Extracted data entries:
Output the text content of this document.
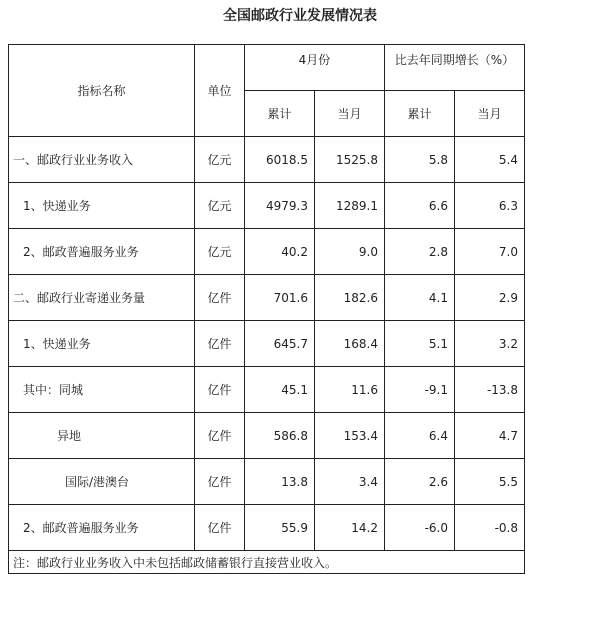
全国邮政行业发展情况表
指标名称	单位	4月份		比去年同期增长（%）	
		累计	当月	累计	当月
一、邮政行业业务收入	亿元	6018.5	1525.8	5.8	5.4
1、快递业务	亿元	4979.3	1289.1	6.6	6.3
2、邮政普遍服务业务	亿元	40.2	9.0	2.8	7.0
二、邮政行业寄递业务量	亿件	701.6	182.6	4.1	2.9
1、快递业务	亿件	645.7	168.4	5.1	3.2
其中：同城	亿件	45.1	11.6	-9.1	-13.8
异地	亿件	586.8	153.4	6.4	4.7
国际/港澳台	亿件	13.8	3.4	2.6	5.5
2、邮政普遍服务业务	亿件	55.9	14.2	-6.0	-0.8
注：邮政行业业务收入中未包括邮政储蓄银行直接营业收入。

Exercise brief:
Where a line holds "快递业务", copy that line.

Response to the task:
1、快递业务	亿元	4979.3	1289.1	6.6	6.3
1、快递业务	亿件	645.7	168.4	5.1	3.2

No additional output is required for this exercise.